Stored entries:
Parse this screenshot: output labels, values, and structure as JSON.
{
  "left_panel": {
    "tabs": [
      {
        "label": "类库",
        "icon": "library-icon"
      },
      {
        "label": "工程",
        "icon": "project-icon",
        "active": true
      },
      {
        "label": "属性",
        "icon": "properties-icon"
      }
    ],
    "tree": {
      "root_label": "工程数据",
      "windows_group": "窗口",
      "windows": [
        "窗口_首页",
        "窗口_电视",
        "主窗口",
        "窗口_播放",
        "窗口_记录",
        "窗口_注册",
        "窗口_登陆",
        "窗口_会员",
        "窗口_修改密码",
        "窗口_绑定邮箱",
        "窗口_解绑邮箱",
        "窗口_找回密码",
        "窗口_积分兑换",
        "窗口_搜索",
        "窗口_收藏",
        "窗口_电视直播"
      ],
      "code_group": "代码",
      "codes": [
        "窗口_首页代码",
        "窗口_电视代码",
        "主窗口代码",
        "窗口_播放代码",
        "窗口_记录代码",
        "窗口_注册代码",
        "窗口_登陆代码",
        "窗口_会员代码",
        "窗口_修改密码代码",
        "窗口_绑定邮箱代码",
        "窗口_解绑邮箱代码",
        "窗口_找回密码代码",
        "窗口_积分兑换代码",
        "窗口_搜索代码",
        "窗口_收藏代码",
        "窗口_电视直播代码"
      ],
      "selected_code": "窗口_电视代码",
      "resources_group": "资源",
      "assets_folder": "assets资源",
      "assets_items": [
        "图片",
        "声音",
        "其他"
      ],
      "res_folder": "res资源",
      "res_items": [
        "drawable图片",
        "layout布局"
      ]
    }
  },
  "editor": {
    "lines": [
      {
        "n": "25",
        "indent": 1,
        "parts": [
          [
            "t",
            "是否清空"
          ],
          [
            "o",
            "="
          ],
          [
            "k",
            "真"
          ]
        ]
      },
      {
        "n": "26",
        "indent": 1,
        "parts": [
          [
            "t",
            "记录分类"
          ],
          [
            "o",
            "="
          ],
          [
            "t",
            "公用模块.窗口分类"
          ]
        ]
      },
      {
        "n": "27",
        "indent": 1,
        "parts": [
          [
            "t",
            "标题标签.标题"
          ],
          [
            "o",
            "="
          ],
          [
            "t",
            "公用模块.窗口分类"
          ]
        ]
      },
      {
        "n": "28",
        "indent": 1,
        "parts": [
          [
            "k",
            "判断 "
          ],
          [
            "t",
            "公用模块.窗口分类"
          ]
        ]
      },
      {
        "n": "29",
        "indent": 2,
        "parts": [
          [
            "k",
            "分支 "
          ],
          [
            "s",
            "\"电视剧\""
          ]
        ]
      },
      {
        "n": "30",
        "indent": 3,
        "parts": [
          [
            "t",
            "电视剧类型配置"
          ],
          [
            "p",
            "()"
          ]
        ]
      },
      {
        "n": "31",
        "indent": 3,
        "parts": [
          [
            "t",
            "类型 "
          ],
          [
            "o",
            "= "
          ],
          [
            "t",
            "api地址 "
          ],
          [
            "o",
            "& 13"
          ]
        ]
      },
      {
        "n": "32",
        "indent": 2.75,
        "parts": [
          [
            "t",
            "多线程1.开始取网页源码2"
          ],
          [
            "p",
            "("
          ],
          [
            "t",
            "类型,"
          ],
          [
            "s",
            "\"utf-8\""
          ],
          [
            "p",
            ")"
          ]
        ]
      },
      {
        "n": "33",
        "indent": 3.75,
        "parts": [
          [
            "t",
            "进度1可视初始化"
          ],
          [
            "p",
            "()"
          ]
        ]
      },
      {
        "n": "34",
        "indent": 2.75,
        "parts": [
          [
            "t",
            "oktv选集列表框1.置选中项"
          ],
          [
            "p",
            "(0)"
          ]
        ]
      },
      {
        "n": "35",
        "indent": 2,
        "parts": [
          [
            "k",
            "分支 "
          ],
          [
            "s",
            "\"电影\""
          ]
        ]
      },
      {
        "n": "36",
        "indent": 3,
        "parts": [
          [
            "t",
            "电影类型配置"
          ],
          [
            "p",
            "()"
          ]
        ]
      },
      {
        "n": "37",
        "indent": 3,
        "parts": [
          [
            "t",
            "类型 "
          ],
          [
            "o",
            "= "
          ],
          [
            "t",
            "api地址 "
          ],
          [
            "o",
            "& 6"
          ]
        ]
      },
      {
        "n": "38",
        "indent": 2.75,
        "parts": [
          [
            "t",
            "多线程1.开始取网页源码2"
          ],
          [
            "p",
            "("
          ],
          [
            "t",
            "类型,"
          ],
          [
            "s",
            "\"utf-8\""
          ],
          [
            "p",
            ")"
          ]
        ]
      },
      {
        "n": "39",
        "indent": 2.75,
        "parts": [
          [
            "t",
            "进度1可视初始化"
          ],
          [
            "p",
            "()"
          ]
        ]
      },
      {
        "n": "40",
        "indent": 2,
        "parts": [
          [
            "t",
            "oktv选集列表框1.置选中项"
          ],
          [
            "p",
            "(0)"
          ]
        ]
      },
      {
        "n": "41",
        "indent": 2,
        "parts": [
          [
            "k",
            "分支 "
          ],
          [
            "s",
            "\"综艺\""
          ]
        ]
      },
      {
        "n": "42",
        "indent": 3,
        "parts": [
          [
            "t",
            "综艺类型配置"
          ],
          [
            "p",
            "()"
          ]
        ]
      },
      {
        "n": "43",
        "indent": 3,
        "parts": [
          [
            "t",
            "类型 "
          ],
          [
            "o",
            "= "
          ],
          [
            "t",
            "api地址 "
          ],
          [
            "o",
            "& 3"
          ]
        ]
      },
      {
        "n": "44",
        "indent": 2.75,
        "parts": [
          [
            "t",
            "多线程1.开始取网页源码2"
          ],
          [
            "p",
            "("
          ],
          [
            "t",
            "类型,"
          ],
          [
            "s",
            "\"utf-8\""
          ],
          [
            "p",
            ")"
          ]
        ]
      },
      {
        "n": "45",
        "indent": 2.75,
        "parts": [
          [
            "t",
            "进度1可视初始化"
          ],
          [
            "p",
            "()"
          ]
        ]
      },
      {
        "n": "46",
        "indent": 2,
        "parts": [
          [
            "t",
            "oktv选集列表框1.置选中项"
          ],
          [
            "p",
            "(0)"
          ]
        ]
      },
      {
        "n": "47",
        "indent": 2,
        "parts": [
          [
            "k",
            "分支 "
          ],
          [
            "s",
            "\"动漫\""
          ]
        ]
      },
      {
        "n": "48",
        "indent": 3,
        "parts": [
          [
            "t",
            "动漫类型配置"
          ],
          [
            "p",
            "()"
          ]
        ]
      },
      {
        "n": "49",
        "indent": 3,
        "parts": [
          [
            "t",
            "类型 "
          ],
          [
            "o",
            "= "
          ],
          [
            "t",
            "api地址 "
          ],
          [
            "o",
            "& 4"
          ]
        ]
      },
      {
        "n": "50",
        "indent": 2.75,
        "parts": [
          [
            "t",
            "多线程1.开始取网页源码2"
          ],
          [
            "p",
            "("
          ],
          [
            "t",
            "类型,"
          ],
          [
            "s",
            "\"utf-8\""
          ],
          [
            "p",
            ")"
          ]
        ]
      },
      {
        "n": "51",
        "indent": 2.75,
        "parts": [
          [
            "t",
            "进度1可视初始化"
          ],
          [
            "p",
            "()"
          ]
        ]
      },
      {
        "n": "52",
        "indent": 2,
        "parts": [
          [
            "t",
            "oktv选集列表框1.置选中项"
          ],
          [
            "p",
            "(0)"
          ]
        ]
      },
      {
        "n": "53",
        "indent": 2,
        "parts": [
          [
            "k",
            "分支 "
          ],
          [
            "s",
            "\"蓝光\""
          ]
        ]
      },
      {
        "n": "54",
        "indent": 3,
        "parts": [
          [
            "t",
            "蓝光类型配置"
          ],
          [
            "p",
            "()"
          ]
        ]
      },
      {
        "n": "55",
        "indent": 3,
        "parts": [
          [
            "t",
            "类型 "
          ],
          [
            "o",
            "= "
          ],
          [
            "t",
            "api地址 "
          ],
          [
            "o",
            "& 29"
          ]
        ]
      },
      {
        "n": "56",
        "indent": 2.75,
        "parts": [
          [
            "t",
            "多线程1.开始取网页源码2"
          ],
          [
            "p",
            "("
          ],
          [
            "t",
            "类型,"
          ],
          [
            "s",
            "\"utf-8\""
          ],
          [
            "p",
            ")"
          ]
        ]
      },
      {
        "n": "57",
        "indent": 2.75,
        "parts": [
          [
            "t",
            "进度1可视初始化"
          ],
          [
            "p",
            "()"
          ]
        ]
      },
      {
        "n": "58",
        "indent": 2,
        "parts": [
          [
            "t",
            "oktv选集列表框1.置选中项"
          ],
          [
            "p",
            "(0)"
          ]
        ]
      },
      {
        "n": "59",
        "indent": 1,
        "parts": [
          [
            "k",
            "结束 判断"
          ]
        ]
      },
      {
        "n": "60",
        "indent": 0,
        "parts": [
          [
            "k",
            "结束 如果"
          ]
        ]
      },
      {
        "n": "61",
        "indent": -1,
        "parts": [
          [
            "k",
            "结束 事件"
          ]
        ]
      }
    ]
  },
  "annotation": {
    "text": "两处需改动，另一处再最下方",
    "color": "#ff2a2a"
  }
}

REQUIREMENT: Copy each line of the data above that holds "icon".

ANSWER TO THE PROBLEM:
        "icon": "library-icon"
        "icon": "project-icon",
        "icon": "properties-icon"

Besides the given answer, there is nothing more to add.